** Start Records to use **

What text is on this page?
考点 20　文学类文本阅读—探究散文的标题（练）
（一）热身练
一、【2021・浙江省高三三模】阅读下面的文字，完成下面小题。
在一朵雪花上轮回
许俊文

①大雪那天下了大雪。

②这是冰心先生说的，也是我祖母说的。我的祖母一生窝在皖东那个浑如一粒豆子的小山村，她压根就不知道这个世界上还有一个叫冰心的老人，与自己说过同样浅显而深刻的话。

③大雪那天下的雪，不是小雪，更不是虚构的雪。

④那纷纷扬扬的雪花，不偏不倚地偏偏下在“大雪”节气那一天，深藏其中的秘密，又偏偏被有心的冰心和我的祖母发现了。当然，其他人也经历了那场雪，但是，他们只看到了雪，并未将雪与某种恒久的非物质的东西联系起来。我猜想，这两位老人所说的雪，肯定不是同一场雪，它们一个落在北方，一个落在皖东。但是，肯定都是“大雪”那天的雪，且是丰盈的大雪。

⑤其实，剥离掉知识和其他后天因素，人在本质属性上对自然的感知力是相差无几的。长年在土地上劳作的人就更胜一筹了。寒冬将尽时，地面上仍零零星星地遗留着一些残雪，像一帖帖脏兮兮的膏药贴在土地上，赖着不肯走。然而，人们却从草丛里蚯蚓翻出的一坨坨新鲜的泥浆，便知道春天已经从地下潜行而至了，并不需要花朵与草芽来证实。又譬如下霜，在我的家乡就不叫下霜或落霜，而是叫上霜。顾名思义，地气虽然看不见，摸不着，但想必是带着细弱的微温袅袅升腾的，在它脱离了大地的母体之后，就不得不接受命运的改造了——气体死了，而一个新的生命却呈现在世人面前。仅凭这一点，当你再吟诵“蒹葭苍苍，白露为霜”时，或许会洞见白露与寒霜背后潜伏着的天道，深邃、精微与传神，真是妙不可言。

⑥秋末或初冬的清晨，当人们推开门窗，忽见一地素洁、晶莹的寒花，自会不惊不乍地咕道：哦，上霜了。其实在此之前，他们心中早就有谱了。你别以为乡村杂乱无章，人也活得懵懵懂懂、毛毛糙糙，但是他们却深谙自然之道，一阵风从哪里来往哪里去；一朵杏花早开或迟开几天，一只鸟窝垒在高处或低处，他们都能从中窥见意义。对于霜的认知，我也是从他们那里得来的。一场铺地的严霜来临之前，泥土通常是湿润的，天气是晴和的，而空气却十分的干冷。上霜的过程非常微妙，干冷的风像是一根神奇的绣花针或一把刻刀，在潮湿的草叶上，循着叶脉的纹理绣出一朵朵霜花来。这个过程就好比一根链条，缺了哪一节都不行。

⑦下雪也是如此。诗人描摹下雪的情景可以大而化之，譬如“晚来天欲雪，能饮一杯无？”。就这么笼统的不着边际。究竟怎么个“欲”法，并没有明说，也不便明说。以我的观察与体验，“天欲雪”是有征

** End Records to use **

_Aim of the exercise_
Print back all the lines verbatim.

_The result_
What text is on this page?
考点 20　文学类文本阅读—探究散文的标题（练）
（一）热身练
一、【2021・浙江省高三三模】阅读下面的文字，完成下面小题。
在一朵雪花上轮回
许俊文

①大雪那天下了大雪。

②这是冰心先生说的，也是我祖母说的。我的祖母一生窝在皖东那个浑如一粒豆子的小山村，她压根就不知道这个世界上还有一个叫冰心的老人，与自己说过同样浅显而深刻的话。

③大雪那天下的雪，不是小雪，更不是虚构的雪。

④那纷纷扬扬的雪花，不偏不倚地偏偏下在“大雪”节气那一天，深藏其中的秘密，又偏偏被有心的冰心和我的祖母发现了。当然，其他人也经历了那场雪，但是，他们只看到了雪，并未将雪与某种恒久的非物质的东西联系起来。我猜想，这两位老人所说的雪，肯定不是同一场雪，它们一个落在北方，一个落在皖东。但是，肯定都是“大雪”那天的雪，且是丰盈的大雪。

⑤其实，剥离掉知识和其他后天因素，人在本质属性上对自然的感知力是相差无几的。长年在土地上劳作的人就更胜一筹了。寒冬将尽时，地面上仍零零星星地遗留着一些残雪，像一帖帖脏兮兮的膏药贴在土地上，赖着不肯走。然而，人们却从草丛里蚯蚓翻出的一坨坨新鲜的泥浆，便知道春天已经从地下潜行而至了，并不需要花朵与草芽来证实。又譬如下霜，在我的家乡就不叫下霜或落霜，而是叫上霜。顾名思义，地气虽然看不见，摸不着，但想必是带着细弱的微温袅袅升腾的，在它脱离了大地的母体之后，就不得不接受命运的改造了——气体死了，而一个新的生命却呈现在世人面前。仅凭这一点，当你再吟诵“蒹葭苍苍，白露为霜”时，或许会洞见白露与寒霜背后潜伏着的天道，深邃、精微与传神，真是妙不可言。

⑥秋末或初冬的清晨，当人们推开门窗，忽见一地素洁、晶莹的寒花，自会不惊不乍地咕道：哦，上霜了。其实在此之前，他们心中早就有谱了。你别以为乡村杂乱无章，人也活得懵懵懂懂、毛毛糙糙，但是他们却深谙自然之道，一阵风从哪里来往哪里去；一朵杏花早开或迟开几天，一只鸟窝垒在高处或低处，他们都能从中窥见意义。对于霜的认知，我也是从他们那里得来的。一场铺地的严霜来临之前，泥土通常是湿润的，天气是晴和的，而空气却十分的干冷。上霜的过程非常微妙，干冷的风像是一根神奇的绣花针或一把刻刀，在潮湿的草叶上，循着叶脉的纹理绣出一朵朵霜花来。这个过程就好比一根链条，缺了哪一节都不行。

⑦下雪也是如此。诗人描摹下雪的情景可以大而化之，譬如“晚来天欲雪，能饮一杯无？”。就这么笼统的不着边际。究竟怎么个“欲”法，并没有明说，也不便明说。以我的观察与体验，“天欲雪”是有征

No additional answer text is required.